(Data records)

________________________

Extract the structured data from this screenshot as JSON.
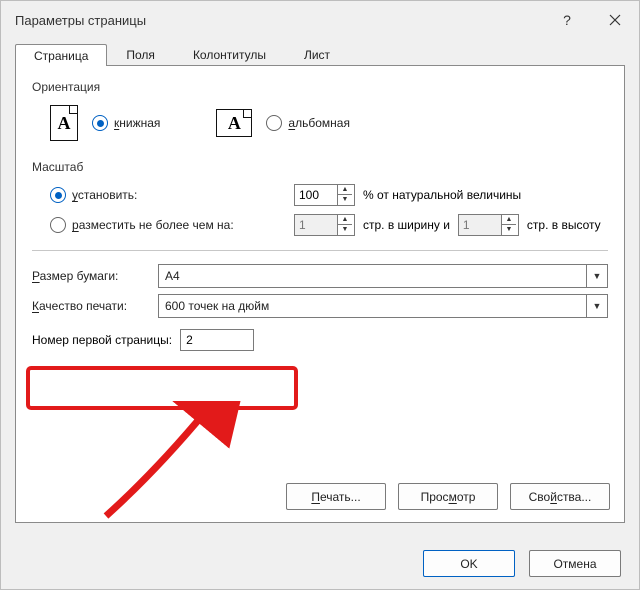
{
  "title": "Параметры страницы",
  "tabs": [
    "Страница",
    "Поля",
    "Колонтитулы",
    "Лист"
  ],
  "active_tab": 0,
  "orientation": {
    "title": "Ориентация",
    "portrait": "книжная",
    "landscape": "альбомная",
    "selected": "portrait"
  },
  "scale": {
    "title": "Масштаб",
    "fixed_label": "установить:",
    "fixed_value": "100",
    "fixed_suffix": "% от натуральной величины",
    "fit_label": "разместить не более чем на:",
    "fit_wide_value": "1",
    "fit_wide_suffix": "стр. в ширину и",
    "fit_tall_value": "1",
    "fit_tall_suffix": "стр. в высоту",
    "selected": "fixed"
  },
  "paper_size": {
    "label": "Размер бумаги:",
    "value": "A4"
  },
  "print_quality": {
    "label": "Качество печати:",
    "value": "600 точек на дюйм"
  },
  "first_page": {
    "label": "Номер первой страницы:",
    "value": "2"
  },
  "inpage_buttons": {
    "print": "Печать...",
    "preview": "Просмотр",
    "properties": "Свойства..."
  },
  "footer_buttons": {
    "ok": "OK",
    "cancel": "Отмена"
  }
}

________________________

## Exercise prompt
Reproduce the entries above without change, omitting all pictures.

## Exercise solution
Extract the structured data from this screenshot as JSON.
{
  "title": "Параметры страницы",
  "tabs": [
    "Страница",
    "Поля",
    "Колонтитулы",
    "Лист"
  ],
  "active_tab": 0,
  "orientation": {
    "title": "Ориентация",
    "portrait": "книжная",
    "landscape": "альбомная",
    "selected": "portrait"
  },
  "scale": {
    "title": "Масштаб",
    "fixed_label": "установить:",
    "fixed_value": "100",
    "fixed_suffix": "% от натуральной величины",
    "fit_label": "разместить не более чем на:",
    "fit_wide_value": "1",
    "fit_wide_suffix": "стр. в ширину и",
    "fit_tall_value": "1",
    "fit_tall_suffix": "стр. в высоту",
    "selected": "fixed"
  },
  "paper_size": {
    "label": "Размер бумаги:",
    "value": "A4"
  },
  "print_quality": {
    "label": "Качество печати:",
    "value": "600 точек на дюйм"
  },
  "first_page": {
    "label": "Номер первой страницы:",
    "value": "2"
  },
  "inpage_buttons": {
    "print": "Печать...",
    "preview": "Просмотр",
    "properties": "Свойства..."
  },
  "footer_buttons": {
    "ok": "OK",
    "cancel": "Отмена"
  }
}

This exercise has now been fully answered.